**Passage to read:**
Even $85 is substantially higher than the $57 per barrel price from the end of last year. At that point, forecasters from both the public and the private sectors were expecting oil to stick around $60 a barrel through 2026.
Of course, crude oil itself is not something any consumer buys — but those high prices would likely feed through to higher consumer prices throughout the U.S. economy. That includes the price of gasoline, of course, which has risen by about $0.50 a gallon in the past month, according to AAA, — and jet fuel, which will mean increased travel costs. “Book your airfares now if they haven’t moved already,” Skanda Amarnath, the executive director of the economic policy think tank Employ America, told me.
High oil prices also raise the price of goods and services not directly linked to oil prices — groceries, for instance. “The cost of food, especially at the grocery store, is a function of the cost of diesel,” which fuels the trucks that get food to shelves, Amarnath told me. Diesel prices have risen even more than gasoline in the past week, by over $0.85 a gallon.
“We’ll see how long these prices stay elevated, how they feed their way through the supply chain and the value chain. But it’s clearly the case that it is a pretty adverse situation for both businesses and consumers.”
The oil market is going through one of the largest physical shocks in its modern history. Bloomberg’s Javier Blas estimates that of the 15 million barrels per day that regularly flow through the Strait of Hormuz, only about a third is getting through to the global market, whether through the strait itself or by alternative routes, such as the pipeline from Saudi Arabia’s eastern oil fields to the Red Sea.
Global daily oil production is just above 100 million barrels per day, meaning that around 10% of the oil supply on the market is stuck behind an effective blockade.
“The world is suddenly ‘short’ a volume that, in normal times, would dwarf almost any supply/demand imbalance we debate,” Morgan Stanley oil analyst Martjin Rats wrote in a note to clients on Sunday.
The fact that the U.S. is itself a leading producer and exporter of oil will only provide so much relief. Private sector economists have estimated that every $10 increase in the price of oil reduces economic growth somewhere between 0.1 and 0.2 percentage points.

Document understanding data
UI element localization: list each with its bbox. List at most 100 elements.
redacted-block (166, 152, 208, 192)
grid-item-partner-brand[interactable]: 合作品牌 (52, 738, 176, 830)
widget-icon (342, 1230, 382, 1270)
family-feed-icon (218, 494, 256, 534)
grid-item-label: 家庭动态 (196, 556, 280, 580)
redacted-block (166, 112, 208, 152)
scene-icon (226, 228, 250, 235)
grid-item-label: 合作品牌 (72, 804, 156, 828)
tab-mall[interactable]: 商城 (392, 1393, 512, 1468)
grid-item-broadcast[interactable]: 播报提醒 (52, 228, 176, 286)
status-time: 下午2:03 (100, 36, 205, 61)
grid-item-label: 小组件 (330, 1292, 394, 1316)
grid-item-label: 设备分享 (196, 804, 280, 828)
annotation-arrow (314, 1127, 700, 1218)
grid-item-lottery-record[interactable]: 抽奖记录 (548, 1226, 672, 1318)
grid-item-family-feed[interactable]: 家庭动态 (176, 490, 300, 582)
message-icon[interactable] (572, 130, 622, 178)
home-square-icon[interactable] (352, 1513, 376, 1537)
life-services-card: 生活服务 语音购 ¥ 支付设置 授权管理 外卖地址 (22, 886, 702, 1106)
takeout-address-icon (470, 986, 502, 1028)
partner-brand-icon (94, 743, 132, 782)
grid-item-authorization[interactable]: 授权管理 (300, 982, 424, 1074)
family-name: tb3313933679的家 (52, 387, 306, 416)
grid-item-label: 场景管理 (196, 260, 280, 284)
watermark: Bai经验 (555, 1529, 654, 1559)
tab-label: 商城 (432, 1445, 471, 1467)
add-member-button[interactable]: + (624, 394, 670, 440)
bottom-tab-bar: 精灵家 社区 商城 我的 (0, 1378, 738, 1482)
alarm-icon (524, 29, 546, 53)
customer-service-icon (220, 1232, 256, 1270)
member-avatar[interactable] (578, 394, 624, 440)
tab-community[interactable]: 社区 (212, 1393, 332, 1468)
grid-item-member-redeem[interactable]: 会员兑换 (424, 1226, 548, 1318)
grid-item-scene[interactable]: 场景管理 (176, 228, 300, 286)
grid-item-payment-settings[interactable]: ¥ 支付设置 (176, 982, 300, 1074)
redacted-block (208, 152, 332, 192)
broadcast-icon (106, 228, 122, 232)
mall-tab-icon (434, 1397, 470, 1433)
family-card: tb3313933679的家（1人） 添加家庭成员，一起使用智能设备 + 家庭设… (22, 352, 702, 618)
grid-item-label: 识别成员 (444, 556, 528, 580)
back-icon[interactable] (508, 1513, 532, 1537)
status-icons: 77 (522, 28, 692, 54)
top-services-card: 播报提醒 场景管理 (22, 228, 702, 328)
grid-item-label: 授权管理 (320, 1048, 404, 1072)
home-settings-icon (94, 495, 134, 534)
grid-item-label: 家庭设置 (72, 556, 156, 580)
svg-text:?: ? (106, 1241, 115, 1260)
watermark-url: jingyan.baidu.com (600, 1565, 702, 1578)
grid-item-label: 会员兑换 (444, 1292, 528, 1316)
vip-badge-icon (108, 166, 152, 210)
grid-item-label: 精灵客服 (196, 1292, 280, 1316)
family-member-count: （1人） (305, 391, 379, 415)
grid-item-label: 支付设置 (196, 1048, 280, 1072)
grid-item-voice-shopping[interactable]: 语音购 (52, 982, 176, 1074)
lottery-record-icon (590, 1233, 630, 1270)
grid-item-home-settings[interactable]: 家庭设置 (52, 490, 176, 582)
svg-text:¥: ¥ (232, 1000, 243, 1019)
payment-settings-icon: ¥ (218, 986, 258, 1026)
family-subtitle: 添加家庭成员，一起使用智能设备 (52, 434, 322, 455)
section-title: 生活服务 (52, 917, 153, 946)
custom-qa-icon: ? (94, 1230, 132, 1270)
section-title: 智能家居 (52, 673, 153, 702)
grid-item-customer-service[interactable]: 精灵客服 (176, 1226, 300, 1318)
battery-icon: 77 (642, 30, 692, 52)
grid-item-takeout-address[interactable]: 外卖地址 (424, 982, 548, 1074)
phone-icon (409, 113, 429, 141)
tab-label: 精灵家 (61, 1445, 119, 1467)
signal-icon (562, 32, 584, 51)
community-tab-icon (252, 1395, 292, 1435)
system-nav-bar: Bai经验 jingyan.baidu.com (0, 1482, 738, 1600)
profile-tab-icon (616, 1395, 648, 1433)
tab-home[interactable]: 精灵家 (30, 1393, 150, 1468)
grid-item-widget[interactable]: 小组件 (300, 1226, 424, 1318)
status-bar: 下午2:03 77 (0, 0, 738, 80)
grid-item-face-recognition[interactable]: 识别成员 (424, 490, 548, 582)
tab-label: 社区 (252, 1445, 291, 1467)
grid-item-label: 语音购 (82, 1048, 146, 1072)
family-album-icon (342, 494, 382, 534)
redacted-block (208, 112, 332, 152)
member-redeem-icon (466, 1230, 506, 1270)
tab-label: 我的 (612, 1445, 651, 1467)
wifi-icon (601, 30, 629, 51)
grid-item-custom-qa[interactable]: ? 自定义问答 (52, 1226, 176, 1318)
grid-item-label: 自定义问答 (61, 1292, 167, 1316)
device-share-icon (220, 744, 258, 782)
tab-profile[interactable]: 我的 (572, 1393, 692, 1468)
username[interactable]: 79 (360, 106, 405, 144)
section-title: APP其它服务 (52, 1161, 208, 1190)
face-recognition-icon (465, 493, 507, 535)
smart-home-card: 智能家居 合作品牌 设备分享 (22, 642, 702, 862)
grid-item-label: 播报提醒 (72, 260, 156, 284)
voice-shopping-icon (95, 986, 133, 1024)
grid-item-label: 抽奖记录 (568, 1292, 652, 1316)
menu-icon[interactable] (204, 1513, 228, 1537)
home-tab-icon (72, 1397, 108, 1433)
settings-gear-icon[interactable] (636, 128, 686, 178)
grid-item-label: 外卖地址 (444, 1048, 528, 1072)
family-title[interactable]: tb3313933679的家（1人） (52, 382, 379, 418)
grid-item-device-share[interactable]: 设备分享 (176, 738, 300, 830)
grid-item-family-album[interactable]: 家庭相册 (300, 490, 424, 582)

**Task directions:**
According to the passage on oil prices, by how much have diesel prices risen in the past week?

**Expected answer:**
By over $0.85 a gallon.